§ Given problem
Please quote the stretch of the listing from the line containing "list-view-icon [451, 18, 484, 34]" through the line containing "212, 175, 238]", both included, reproducing each line exactly.

§ Available data
******

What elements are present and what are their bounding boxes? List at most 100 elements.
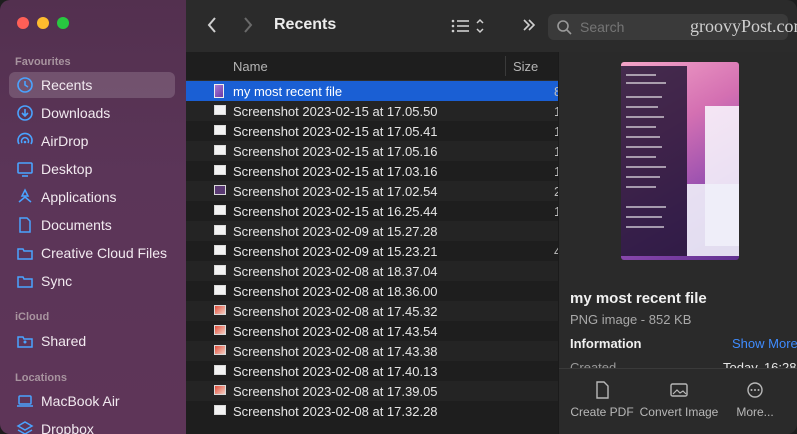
list-view-icon [451, 18, 484, 34]
column-header-size[interactable]: Size [513, 59, 538, 74]
file-thumbnail-icon [214, 285, 226, 295]
sidebar-item-label: Dropbox [41, 421, 94, 434]
table-row[interactable]: Screenshot 2023-02-08 at 17.32.28 [186, 401, 558, 421]
file-name: Screenshot 2023-02-15 at 16.25.44 [233, 204, 438, 219]
file-list: Name Size my most recent file 8 Screenshot… [186, 52, 558, 434]
table-row[interactable]: Screenshot 2023-02-08 at 17.45.32 [186, 301, 558, 321]
table-row[interactable]: Screenshot 2023-02-08 at 17.43.54 [186, 321, 558, 341]
file-name: Screenshot 2023-02-08 at 17.43.38 [233, 344, 438, 359]
table-row[interactable]: Screenshot 2023-02-08 at 18.36.00 [186, 281, 558, 301]
back-button[interactable] [206, 16, 218, 40]
view-options-button[interactable] [451, 17, 489, 40]
table-row[interactable]: Screenshot 2023-02-15 at 17.05.16 1 [186, 141, 558, 161]
file-thumbnail-icon [214, 205, 226, 215]
show-more-link[interactable]: Show More [732, 336, 797, 351]
zoom-button[interactable] [57, 17, 69, 29]
document-icon [596, 381, 609, 399]
file-name: Screenshot 2023-02-15 at 17.03.16 [233, 164, 438, 179]
sidebar-section-icloud: iCloud [15, 311, 50, 323]
sidebar-item-documents[interactable]: Documents [9, 212, 175, 238]
applications-icon [18, 188, 32, 203]
file-thumbnail-icon [214, 125, 226, 135]
desktop-icon [17, 162, 33, 177]
sidebar-item-creative-cloud-files[interactable]: Creative Cloud Files [9, 240, 175, 266]
column-header-name[interactable]: Name [233, 59, 268, 74]
file-name: my most recent file [233, 84, 343, 99]
file-thumbnail-icon [214, 84, 224, 98]
sidebar: Favourites Recents Downloads AirDrop Des… [0, 0, 187, 434]
sidebar-item-sync[interactable]: Sync [9, 268, 175, 294]
chevron-right-icon [244, 17, 253, 33]
document-icon [19, 217, 31, 233]
file-name: Screenshot 2023-02-09 at 15.23.21 [233, 244, 438, 259]
sidebar-item-label: Sync [41, 273, 73, 289]
sidebar-item-label: Applications [41, 189, 117, 205]
window-controls [17, 17, 69, 29]
file-thumbnail-icon [214, 265, 226, 275]
more-actions-button[interactable]: More... [715, 381, 795, 419]
table-row[interactable]: Screenshot 2023-02-15 at 17.05.41 1 [186, 121, 558, 141]
sidebar-item-desktop[interactable]: Desktop [9, 156, 175, 182]
watermark: groovyPost.com [690, 16, 797, 36]
airdrop-icon [17, 132, 33, 145]
table-row[interactable]: Screenshot 2023-02-08 at 17.39.05 [186, 381, 558, 401]
file-thumbnail-icon [214, 165, 226, 175]
table-row[interactable]: Screenshot 2023-02-15 at 17.05.50 1 [186, 101, 558, 121]
column-divider [505, 56, 506, 76]
download-icon [17, 105, 33, 121]
table-row[interactable]: Screenshot 2023-02-08 at 17.43.38 [186, 341, 558, 361]
quick-actions: Create PDF Convert Image More... [559, 368, 797, 434]
search-input[interactable] [578, 18, 642, 36]
preview-file-name: my most recent file [570, 290, 707, 307]
sidebar-item-dropbox[interactable]: Dropbox [9, 416, 175, 434]
table-row[interactable]: Screenshot 2023-02-15 at 17.03.16 1 [186, 161, 558, 181]
sidebar-item-downloads[interactable]: Downloads [9, 100, 175, 126]
clock-icon [17, 77, 33, 93]
sidebar-item-recents[interactable]: Recents [9, 72, 175, 98]
sidebar-item-label: Shared [41, 333, 87, 349]
preview-file-type: PNG image - 852 KB [570, 312, 692, 327]
file-name: Screenshot 2023-02-08 at 18.37.04 [233, 264, 438, 279]
sidebar-item-shared[interactable]: Shared [9, 328, 175, 354]
file-name: Screenshot 2023-02-08 at 17.32.28 [233, 404, 438, 419]
file-name: Screenshot 2023-02-15 at 17.05.50 [233, 104, 438, 119]
file-name: Screenshot 2023-02-08 at 17.39.05 [233, 384, 438, 399]
sidebar-item-label: Creative Cloud Files [41, 245, 168, 261]
sidebar-item-label: Documents [41, 217, 112, 233]
shared-folder-icon [17, 336, 33, 348]
file-name: Screenshot 2023-02-08 at 17.45.32 [233, 304, 438, 319]
convert-image-button[interactable]: Convert Image [639, 381, 719, 419]
sidebar-section-locations: Locations [15, 372, 67, 384]
file-name: Screenshot 2023-02-15 at 17.05.16 [233, 144, 438, 159]
sidebar-item-label: AirDrop [41, 133, 89, 149]
close-button[interactable] [17, 17, 29, 29]
file-thumbnail-icon [214, 225, 226, 235]
convert-image-label: Convert Image [639, 405, 719, 419]
table-row[interactable]: Screenshot 2023-02-15 at 17.02.54 2 [186, 181, 558, 201]
minimize-button[interactable] [37, 17, 49, 29]
sidebar-item-macbook-air[interactable]: MacBook Air [9, 388, 175, 414]
sidebar-section-favourites: Favourites [15, 56, 71, 68]
file-name: Screenshot 2023-02-15 at 17.05.41 [233, 124, 438, 139]
sidebar-item-label: Recents [41, 77, 93, 93]
file-name: Screenshot 2023-02-15 at 17.02.54 [233, 184, 438, 199]
table-row[interactable]: Screenshot 2023-02-09 at 15.27.28 [186, 221, 558, 241]
ellipsis-icon [747, 382, 763, 398]
file-rows: my most recent file 8 Screenshot 2023-02-1… [186, 81, 558, 421]
sidebar-item-applications[interactable]: Applications [9, 184, 175, 210]
preview-thumbnail [621, 62, 739, 260]
sidebar-item-airdrop[interactable]: AirDrop [9, 128, 175, 154]
image-icon [670, 383, 688, 397]
table-row[interactable]: Screenshot 2023-02-09 at 15.23.21 4 [186, 241, 558, 261]
forward-button[interactable] [242, 16, 254, 40]
folder-icon [17, 248, 33, 260]
table-row[interactable]: Screenshot 2023-02-15 at 16.25.44 1 [186, 201, 558, 221]
table-row[interactable]: my most recent file 8 [186, 81, 558, 101]
create-pdf-button[interactable]: Create PDF [562, 381, 642, 419]
chevron-left-icon [207, 17, 216, 33]
finder-window: Favourites Recents Downloads AirDrop Des… [0, 0, 797, 434]
more-toolbar-button[interactable] [522, 16, 536, 39]
table-row[interactable]: Screenshot 2023-02-08 at 18.37.04 [186, 261, 558, 281]
table-row[interactable]: Screenshot 2023-02-08 at 17.40.13 [186, 361, 558, 381]
file-thumbnail-icon [214, 145, 226, 155]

******

§ Solution for this task
list-view-icon [451, 18, 484, 34]
column-header-size[interactable]: Size [513, 59, 538, 74]
file-thumbnail-icon [214, 285, 226, 295]
sidebar-item-label: Dropbox [41, 421, 94, 434]
table-row[interactable]: Screenshot 2023-02-08 at 17.32.28 [186, 401, 558, 421]
file-name: Screenshot 2023-02-15 at 16.25.44 [233, 204, 438, 219]
file-list: Name Size my most recent file 8 Screenshot… [186, 52, 558, 434]
table-row[interactable]: Screenshot 2023-02-08 at 17.45.32 [186, 301, 558, 321]
table-row[interactable]: Screenshot 2023-02-08 at 17.43.54 [186, 321, 558, 341]
file-name: Screenshot 2023-02-08 at 17.43.38 [233, 344, 438, 359]
table-row[interactable]: Screenshot 2023-02-08 at 18.36.00 [186, 281, 558, 301]
back-button[interactable] [206, 16, 218, 40]
view-options-button[interactable] [451, 17, 489, 40]
table-row[interactable]: Screenshot 2023-02-15 at 17.05.16 1 [186, 141, 558, 161]
file-thumbnail-icon [214, 205, 226, 215]
show-more-link[interactable]: Show More [732, 336, 797, 351]
zoom-button[interactable] [57, 17, 69, 29]
document-icon [596, 381, 609, 399]
file-name: Screenshot 2023-02-15 at 17.03.16 [233, 164, 438, 179]
sidebar-section-icloud: iCloud [15, 311, 50, 323]
sidebar-item-documents[interactable]: Documents [9, 212, 175, 238]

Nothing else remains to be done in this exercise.